Data excerpts
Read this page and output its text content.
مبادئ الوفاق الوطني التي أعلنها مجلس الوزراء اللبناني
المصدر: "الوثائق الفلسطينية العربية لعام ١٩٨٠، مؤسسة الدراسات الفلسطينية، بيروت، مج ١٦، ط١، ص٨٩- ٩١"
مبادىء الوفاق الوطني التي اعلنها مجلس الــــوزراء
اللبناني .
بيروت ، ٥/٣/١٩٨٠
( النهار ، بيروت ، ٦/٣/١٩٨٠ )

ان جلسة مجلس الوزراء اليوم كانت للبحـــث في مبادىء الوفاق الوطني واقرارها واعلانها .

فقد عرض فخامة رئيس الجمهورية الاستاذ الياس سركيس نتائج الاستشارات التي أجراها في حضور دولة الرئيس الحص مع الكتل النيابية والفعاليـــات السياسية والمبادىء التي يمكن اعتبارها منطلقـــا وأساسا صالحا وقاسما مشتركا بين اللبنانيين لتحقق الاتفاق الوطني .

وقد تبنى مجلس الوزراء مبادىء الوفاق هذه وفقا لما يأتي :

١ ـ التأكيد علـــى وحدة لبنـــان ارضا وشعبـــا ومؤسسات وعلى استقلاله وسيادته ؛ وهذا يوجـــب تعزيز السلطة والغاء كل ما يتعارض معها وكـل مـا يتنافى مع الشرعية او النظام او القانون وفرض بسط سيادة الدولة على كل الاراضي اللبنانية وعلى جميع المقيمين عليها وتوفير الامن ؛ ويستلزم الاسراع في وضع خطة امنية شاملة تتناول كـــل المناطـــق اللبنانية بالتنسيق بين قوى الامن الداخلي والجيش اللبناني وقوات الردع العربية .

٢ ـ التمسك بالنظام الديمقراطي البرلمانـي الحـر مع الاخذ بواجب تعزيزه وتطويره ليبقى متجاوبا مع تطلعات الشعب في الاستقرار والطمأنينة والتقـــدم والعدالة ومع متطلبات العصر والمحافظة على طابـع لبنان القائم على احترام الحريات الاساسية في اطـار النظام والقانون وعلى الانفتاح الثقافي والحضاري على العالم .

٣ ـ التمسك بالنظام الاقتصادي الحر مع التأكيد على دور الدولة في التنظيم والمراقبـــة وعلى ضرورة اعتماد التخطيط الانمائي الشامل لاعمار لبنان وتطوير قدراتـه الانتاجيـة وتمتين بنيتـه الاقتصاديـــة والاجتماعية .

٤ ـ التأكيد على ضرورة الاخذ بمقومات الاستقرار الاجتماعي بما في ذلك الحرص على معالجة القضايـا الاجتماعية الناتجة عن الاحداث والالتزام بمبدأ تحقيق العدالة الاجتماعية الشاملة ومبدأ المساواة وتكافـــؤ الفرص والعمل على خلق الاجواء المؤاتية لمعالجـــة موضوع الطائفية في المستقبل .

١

Required work> Show the lines of the records that include the string "الاخذ".

Correct response>
٢ ـ التمسك بالنظام الديمقراطي البرلمانـي الحـر مع الاخذ بواجب تعزيزه وتطويره ليبقى متجاوبا مع تطلعات الشعب في الاستقرار والطمأنينة والتقـــدم والعدالة ومع متطلبات العصر والمحافظة على طابـع لبنان القائم على احترام الحريات الاساسية في اطـار النظام والقانون وعلى الانفتاح الثقافي والحضاري على العالم .
٤ ـ التأكيد على ضرورة الاخذ بمقومات الاستقرار الاجتماعي بما في ذلك الحرص على معالجة القضايـا الاجتماعية الناتجة عن الاحداث والالتزام بمبدأ تحقيق العدالة الاجتماعية الشاملة ومبدأ المساواة وتكافـــؤ الفرص والعمل على خلق الاجواء المؤاتية لمعالجـــة موضوع الطائفية في المستقبل .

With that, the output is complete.